=== Dataset rows ===
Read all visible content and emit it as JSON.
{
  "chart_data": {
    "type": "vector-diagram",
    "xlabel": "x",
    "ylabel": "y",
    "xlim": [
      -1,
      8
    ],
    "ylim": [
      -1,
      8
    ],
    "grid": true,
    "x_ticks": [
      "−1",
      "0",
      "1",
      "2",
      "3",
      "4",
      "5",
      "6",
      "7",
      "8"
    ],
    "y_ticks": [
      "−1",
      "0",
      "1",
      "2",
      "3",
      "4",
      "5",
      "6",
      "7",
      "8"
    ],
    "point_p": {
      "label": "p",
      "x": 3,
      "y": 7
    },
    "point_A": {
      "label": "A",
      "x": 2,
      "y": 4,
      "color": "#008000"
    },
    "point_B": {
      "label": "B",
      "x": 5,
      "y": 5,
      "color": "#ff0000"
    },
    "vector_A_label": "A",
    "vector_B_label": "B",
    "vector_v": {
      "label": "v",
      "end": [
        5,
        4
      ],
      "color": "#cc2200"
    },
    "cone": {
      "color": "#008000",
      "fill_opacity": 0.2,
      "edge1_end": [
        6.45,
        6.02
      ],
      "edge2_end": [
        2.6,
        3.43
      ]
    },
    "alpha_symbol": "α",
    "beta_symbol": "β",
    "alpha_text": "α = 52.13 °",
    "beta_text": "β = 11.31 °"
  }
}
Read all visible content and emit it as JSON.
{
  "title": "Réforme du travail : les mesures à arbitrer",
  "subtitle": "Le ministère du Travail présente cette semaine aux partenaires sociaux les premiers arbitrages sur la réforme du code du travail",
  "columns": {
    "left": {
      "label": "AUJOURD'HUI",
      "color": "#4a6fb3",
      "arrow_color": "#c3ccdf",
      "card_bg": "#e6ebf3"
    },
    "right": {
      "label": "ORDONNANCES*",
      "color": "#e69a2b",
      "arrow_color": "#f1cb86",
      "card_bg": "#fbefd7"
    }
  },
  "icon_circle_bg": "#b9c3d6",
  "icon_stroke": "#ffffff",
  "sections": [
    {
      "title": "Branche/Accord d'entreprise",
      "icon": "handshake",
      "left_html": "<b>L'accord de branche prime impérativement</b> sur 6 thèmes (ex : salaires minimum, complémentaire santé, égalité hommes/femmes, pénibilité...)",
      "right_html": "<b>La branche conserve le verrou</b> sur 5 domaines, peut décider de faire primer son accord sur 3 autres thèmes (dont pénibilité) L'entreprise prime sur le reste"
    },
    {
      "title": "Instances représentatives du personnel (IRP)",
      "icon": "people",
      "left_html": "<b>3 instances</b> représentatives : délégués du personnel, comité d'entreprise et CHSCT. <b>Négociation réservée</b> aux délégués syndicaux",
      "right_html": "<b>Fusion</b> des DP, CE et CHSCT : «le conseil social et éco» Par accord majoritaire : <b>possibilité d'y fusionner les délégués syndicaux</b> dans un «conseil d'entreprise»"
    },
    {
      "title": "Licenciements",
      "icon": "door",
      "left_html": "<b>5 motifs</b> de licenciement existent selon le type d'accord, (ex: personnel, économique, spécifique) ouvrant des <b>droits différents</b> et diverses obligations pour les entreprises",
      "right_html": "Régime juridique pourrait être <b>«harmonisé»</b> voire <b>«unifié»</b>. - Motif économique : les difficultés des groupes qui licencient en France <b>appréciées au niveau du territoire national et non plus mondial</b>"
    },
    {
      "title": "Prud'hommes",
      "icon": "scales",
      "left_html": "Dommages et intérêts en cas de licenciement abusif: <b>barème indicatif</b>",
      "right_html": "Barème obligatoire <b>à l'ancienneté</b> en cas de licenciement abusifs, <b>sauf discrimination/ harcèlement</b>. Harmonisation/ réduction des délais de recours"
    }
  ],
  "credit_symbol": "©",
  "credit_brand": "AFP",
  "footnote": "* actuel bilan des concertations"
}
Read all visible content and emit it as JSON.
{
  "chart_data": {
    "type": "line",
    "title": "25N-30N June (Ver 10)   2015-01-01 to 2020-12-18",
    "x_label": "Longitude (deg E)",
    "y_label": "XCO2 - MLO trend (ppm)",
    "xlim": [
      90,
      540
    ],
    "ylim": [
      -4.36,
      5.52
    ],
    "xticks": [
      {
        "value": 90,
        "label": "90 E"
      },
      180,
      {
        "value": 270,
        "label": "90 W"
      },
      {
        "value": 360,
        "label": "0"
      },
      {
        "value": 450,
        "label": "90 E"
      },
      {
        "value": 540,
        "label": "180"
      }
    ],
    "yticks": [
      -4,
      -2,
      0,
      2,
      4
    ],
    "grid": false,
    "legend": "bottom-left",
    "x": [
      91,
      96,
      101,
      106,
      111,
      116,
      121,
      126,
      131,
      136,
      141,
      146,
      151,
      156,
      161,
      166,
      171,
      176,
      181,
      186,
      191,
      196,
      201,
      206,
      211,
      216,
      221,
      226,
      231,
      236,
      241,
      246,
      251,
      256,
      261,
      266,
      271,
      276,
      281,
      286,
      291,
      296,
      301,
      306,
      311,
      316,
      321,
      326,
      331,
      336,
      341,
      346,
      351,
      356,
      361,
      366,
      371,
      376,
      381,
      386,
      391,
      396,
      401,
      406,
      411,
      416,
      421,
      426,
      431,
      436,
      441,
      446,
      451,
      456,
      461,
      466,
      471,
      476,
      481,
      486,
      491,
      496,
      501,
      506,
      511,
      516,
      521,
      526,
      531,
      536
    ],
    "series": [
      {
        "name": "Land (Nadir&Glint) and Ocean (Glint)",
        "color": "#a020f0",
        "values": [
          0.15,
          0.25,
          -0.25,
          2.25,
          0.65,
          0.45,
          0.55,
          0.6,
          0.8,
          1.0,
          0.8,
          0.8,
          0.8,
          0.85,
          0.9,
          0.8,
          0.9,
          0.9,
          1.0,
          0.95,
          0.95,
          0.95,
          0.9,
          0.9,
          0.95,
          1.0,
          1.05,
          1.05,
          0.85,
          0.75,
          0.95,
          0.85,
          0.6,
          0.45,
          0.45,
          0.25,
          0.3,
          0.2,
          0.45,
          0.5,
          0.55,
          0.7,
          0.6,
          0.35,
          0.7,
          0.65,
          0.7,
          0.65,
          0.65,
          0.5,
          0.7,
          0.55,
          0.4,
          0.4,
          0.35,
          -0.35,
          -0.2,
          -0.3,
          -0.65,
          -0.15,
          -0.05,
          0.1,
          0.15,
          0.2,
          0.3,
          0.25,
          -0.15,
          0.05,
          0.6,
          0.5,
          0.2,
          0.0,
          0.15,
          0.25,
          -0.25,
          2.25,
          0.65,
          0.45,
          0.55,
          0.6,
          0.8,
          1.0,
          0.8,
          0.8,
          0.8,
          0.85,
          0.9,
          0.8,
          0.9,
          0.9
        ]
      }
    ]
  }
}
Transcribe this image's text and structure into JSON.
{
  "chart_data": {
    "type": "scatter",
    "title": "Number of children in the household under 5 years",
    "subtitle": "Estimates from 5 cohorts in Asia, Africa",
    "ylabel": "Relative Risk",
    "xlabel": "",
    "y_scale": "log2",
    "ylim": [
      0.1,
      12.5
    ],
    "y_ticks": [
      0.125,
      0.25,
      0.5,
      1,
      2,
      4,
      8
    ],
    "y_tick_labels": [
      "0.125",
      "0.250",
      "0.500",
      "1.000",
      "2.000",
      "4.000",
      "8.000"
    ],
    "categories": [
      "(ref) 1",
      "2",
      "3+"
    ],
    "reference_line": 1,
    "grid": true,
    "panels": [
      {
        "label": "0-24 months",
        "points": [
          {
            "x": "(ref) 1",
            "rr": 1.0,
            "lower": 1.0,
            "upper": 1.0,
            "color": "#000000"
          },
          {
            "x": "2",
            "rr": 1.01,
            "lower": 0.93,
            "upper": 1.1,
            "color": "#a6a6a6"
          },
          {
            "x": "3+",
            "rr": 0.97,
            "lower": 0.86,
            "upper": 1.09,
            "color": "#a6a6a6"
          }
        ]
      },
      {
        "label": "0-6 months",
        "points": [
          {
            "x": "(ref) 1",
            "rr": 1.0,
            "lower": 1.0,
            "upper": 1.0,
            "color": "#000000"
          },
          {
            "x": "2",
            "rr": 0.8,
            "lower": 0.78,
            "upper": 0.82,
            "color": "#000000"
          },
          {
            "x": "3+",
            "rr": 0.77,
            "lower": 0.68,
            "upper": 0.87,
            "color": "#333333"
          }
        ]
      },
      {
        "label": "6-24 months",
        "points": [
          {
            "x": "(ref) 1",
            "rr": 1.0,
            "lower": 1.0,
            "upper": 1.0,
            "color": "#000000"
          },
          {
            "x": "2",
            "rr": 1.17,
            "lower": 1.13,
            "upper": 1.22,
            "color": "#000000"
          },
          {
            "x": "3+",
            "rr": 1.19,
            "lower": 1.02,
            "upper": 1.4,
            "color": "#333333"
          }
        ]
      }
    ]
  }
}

=== Brief ===
Look through the material above and pick out each line holding the word "months".

=== The result ===
        "label": "0-24 months",
        "label": "0-6 months",
        "label": "6-24 months",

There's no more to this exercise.